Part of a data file
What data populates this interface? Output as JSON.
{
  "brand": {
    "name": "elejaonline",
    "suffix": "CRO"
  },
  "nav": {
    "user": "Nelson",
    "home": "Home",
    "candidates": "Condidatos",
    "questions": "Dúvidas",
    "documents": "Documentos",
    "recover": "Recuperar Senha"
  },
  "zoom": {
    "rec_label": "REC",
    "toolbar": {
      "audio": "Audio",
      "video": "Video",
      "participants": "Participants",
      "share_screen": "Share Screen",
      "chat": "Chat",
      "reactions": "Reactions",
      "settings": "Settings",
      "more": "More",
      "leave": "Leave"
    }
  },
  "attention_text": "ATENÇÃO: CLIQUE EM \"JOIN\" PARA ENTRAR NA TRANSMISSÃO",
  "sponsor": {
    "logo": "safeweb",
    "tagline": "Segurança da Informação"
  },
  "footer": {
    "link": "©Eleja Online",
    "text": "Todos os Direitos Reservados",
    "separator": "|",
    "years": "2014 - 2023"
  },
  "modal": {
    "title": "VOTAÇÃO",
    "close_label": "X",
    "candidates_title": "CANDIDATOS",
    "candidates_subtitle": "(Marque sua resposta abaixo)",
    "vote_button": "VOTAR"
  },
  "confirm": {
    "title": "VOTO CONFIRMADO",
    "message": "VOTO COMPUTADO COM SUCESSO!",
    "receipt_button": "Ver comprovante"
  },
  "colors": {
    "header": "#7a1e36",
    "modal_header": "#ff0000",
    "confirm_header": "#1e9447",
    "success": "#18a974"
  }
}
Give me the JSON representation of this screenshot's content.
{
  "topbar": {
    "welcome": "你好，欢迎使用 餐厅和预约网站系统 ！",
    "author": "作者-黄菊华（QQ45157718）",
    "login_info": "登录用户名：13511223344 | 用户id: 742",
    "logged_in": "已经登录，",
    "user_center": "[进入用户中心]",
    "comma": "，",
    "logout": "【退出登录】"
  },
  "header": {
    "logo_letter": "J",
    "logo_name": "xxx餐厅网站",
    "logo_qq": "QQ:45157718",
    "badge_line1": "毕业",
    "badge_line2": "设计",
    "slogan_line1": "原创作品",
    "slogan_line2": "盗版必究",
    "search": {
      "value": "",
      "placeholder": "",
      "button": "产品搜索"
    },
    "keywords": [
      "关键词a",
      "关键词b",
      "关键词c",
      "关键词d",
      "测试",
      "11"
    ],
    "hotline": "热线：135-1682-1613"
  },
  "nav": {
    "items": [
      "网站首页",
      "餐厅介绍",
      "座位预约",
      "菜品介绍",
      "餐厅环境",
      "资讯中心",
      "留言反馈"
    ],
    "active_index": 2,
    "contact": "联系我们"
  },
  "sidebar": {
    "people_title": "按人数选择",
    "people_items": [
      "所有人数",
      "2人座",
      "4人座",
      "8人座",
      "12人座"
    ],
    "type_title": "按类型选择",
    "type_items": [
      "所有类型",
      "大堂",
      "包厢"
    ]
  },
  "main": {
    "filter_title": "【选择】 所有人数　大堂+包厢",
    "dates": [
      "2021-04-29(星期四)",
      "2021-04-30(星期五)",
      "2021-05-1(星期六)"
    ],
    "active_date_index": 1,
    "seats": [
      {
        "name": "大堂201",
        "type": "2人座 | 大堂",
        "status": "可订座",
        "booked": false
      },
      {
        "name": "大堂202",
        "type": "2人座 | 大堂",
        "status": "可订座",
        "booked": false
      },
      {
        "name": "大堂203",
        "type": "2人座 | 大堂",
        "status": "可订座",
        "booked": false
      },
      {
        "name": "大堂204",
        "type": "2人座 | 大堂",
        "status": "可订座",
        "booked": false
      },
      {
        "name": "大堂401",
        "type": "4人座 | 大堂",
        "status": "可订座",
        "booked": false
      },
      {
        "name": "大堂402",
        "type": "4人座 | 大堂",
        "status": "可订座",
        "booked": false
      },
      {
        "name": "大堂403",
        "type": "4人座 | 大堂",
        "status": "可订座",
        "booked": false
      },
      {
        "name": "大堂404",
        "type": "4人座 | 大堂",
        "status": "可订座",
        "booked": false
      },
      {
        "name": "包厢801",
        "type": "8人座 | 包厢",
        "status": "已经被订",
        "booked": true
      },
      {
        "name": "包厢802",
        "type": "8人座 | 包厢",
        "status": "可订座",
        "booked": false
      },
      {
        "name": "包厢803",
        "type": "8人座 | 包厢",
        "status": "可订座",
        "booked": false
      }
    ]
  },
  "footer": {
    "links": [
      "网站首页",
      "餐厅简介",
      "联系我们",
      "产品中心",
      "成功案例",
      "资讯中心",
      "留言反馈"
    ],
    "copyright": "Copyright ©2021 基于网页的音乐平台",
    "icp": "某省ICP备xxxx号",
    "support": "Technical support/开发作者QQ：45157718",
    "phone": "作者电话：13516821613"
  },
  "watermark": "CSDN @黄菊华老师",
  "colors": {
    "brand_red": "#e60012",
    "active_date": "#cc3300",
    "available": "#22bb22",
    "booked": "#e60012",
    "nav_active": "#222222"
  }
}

_Short exercise_:
Copy the entries above exactly, leaving none out.

_Written solution_:
What data populates this interface? Output as JSON.
{
  "brand": {
    "name": "elejaonline",
    "suffix": "CRO"
  },
  "nav": {
    "user": "Nelson",
    "home": "Home",
    "candidates": "Condidatos",
    "questions": "Dúvidas",
    "documents": "Documentos",
    "recover": "Recuperar Senha"
  },
  "zoom": {
    "rec_label": "REC",
    "toolbar": {
      "audio": "Audio",
      "video": "Video",
      "participants": "Participants",
      "share_screen": "Share Screen",
      "chat": "Chat",
      "reactions": "Reactions",
      "settings": "Settings",
      "more": "More",
      "leave": "Leave"
    }
  },
  "attention_text": "ATENÇÃO: CLIQUE EM \"JOIN\" PARA ENTRAR NA TRANSMISSÃO",
  "sponsor": {
    "logo": "safeweb",
    "tagline": "Segurança da Informação"
  },
  "footer": {
    "link": "©Eleja Online",
    "text": "Todos os Direitos Reservados",
    "separator": "|",
    "years": "2014 - 2023"
  },
  "modal": {
    "title": "VOTAÇÃO",
    "close_label": "X",
    "candidates_title": "CANDIDATOS",
    "candidates_subtitle": "(Marque sua resposta abaixo)",
    "vote_button": "VOTAR"
  },
  "confirm": {
    "title": "VOTO CONFIRMADO",
    "message": "VOTO COMPUTADO COM SUCESSO!",
    "receipt_button": "Ver comprovante"
  },
  "colors": {
    "header": "#7a1e36",
    "modal_header": "#ff0000",
    "confirm_header": "#1e9447",
    "success": "#18a974"
  }
}
Give me the JSON representation of this screenshot's content.
{
  "topbar": {
    "welcome": "你好，欢迎使用 餐厅和预约网站系统 ！",
    "author": "作者-黄菊华（QQ45157718）",
    "login_info": "登录用户名：13511223344 | 用户id: 742",
    "logged_in": "已经登录，",
    "user_center": "[进入用户中心]",
    "comma": "，",
    "logout": "【退出登录】"
  },
  "header": {
    "logo_letter": "J",
    "logo_name": "xxx餐厅网站",
    "logo_qq": "QQ:45157718",
    "badge_line1": "毕业",
    "badge_line2": "设计",
    "slogan_line1": "原创作品",
    "slogan_line2": "盗版必究",
    "search": {
      "value": "",
      "placeholder": "",
      "button": "产品搜索"
    },
    "keywords": [
      "关键词a",
      "关键词b",
      "关键词c",
      "关键词d",
      "测试",
      "11"
    ],
    "hotline": "热线：135-1682-1613"
  },
  "nav": {
    "items": [
      "网站首页",
      "餐厅介绍",
      "座位预约",
      "菜品介绍",
      "餐厅环境",
      "资讯中心",
      "留言反馈"
    ],
    "active_index": 2,
    "contact": "联系我们"
  },
  "sidebar": {
    "people_title": "按人数选择",
    "people_items": [
      "所有人数",
      "2人座",
      "4人座",
      "8人座",
      "12人座"
    ],
    "type_title": "按类型选择",
    "type_items": [
      "所有类型",
      "大堂",
      "包厢"
    ]
  },
  "main": {
    "filter_title": "【选择】 所有人数　大堂+包厢",
    "dates": [
      "2021-04-29(星期四)",
      "2021-04-30(星期五)",
      "2021-05-1(星期六)"
    ],
    "active_date_index": 1,
    "seats": [
      {
        "name": "大堂201",
        "type": "2人座 | 大堂",
        "status": "可订座",
        "booked": false
      },
      {
        "name": "大堂202",
        "type": "2人座 | 大堂",
        "status": "可订座",
        "booked": false
      },
      {
        "name": "大堂203",
        "type": "2人座 | 大堂",
        "status": "可订座",
        "booked": false
      },
      {
        "name": "大堂204",
        "type": "2人座 | 大堂",
        "status": "可订座",
        "booked": false
      },
      {
        "name": "大堂401",
        "type": "4人座 | 大堂",
        "status": "可订座",
        "booked": false
      },
      {
        "name": "大堂402",
        "type": "4人座 | 大堂",
        "status": "可订座",
        "booked": false
      },
      {
        "name": "大堂403",
        "type": "4人座 | 大堂",
        "status": "可订座",
        "booked": false
      },
      {
        "name": "大堂404",
        "type": "4人座 | 大堂",
        "status": "可订座",
        "booked": false
      },
      {
        "name": "包厢801",
        "type": "8人座 | 包厢",
        "status": "已经被订",
        "booked": true
      },
      {
        "name": "包厢802",
        "type": "8人座 | 包厢",
        "status": "可订座",
        "booked": false
      },
      {
        "name": "包厢803",
        "type": "8人座 | 包厢",
        "status": "可订座",
        "booked": false
      }
    ]
  },
  "footer": {
    "links": [
      "网站首页",
      "餐厅简介",
      "联系我们",
      "产品中心",
      "成功案例",
      "资讯中心",
      "留言反馈"
    ],
    "copyright": "Copyright ©2021 基于网页的音乐平台",
    "icp": "某省ICP备xxxx号",
    "support": "Technical support/开发作者QQ：45157718",
    "phone": "作者电话：13516821613"
  },
  "watermark": "CSDN @黄菊华老师",
  "colors": {
    "brand_red": "#e60012",
    "active_date": "#cc3300",
    "available": "#22bb22",
    "booked": "#e60012",
    "nav_active": "#222222"
  }
}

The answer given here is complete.